Aim: Identify each line holding the string "quedó" and copy it.

Record extracts:
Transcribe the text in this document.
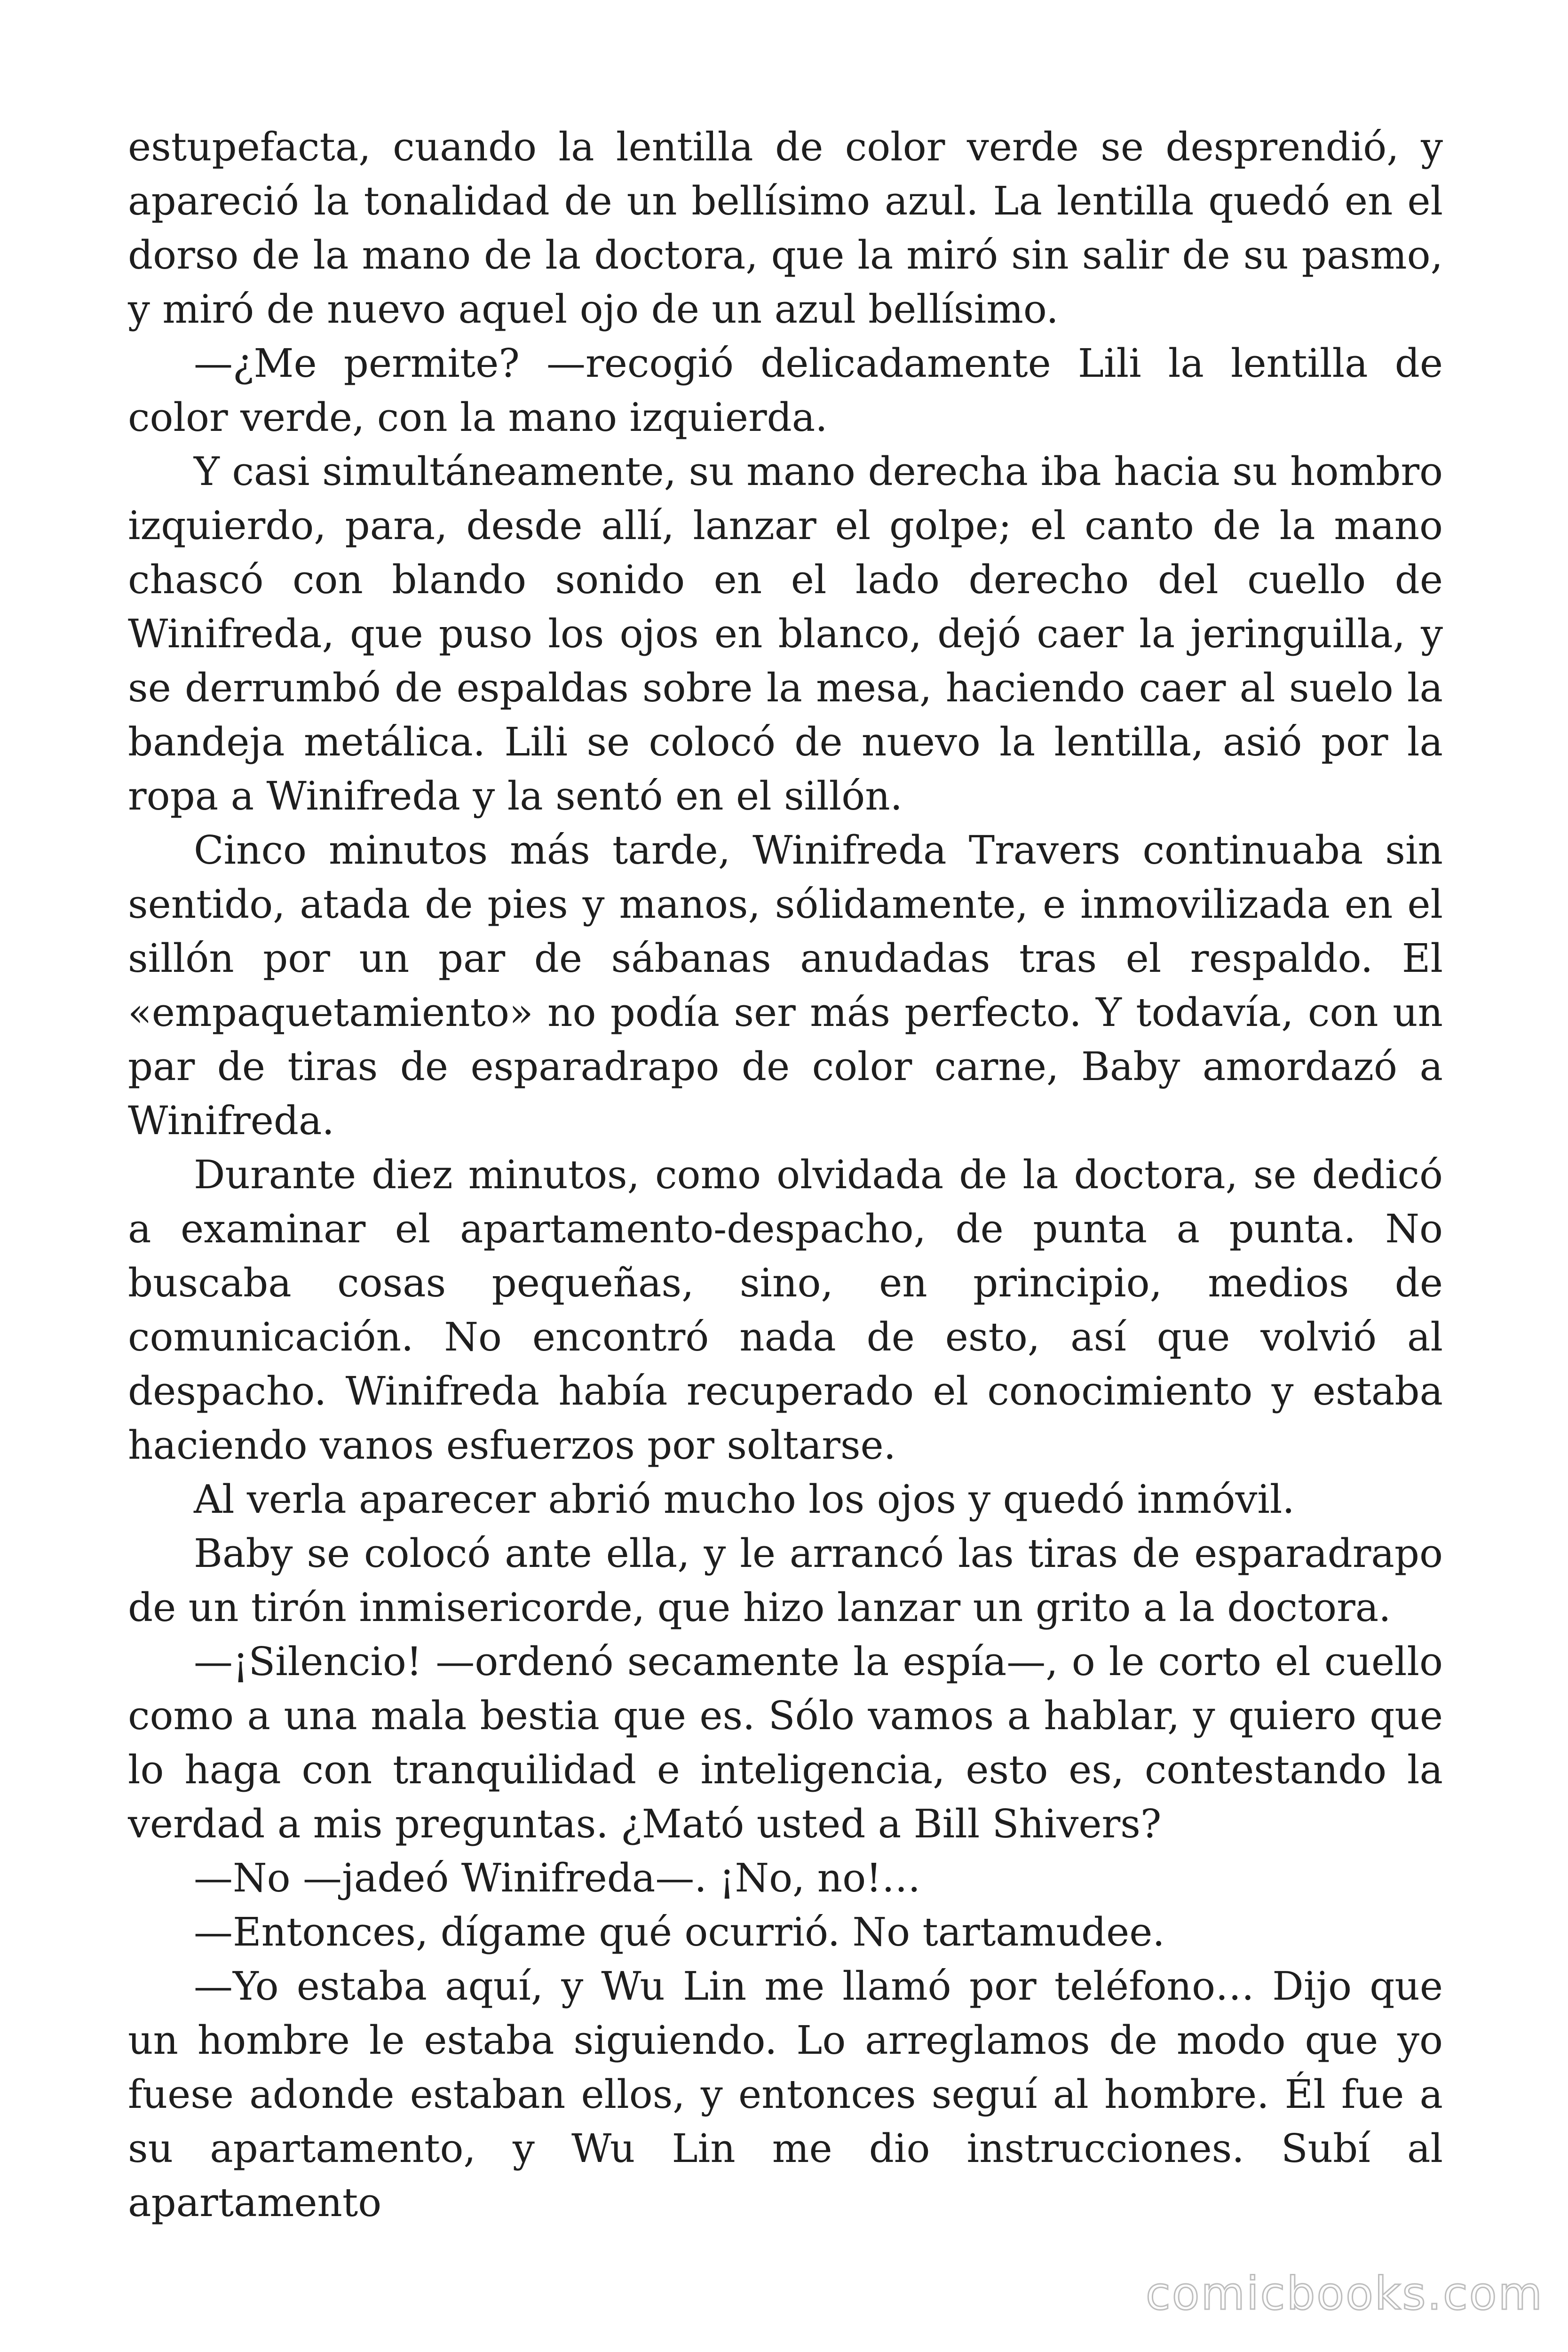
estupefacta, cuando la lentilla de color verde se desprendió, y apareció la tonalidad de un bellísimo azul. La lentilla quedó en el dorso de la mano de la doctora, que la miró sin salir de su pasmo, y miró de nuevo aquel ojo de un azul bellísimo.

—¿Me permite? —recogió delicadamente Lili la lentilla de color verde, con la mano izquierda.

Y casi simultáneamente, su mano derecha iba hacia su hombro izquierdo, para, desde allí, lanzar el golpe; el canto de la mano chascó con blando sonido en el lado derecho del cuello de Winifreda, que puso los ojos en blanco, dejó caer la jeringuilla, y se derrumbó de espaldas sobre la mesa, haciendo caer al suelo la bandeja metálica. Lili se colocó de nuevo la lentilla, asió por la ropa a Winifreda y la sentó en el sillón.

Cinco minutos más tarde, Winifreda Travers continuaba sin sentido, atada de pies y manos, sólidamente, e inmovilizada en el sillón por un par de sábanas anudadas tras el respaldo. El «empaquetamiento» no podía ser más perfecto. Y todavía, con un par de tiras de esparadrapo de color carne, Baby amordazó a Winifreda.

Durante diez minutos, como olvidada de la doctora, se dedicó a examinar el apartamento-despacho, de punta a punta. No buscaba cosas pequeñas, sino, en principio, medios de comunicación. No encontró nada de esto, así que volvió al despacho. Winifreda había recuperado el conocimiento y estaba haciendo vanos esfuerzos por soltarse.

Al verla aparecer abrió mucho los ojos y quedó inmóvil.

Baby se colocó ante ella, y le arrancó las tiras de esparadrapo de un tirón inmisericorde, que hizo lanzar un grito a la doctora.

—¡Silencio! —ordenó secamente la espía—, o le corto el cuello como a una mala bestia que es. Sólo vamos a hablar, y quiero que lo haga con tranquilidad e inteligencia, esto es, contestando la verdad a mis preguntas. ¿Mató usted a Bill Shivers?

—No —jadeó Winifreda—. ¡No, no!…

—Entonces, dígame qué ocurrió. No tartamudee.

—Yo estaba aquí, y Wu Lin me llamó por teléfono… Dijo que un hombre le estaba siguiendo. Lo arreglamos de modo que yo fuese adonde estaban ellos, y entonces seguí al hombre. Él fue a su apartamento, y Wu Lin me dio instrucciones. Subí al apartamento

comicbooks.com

Result:
estupefacta, cuando la lentilla de color verde se desprendió, y apareció la tonalidad de un bellísimo azul. La lentilla quedó en el dorso de la mano de la doctora, que la miró sin salir de su pasmo, y miró de nuevo aquel ojo de un azul bellísimo.
Al verla aparecer abrió mucho los ojos y quedó inmóvil.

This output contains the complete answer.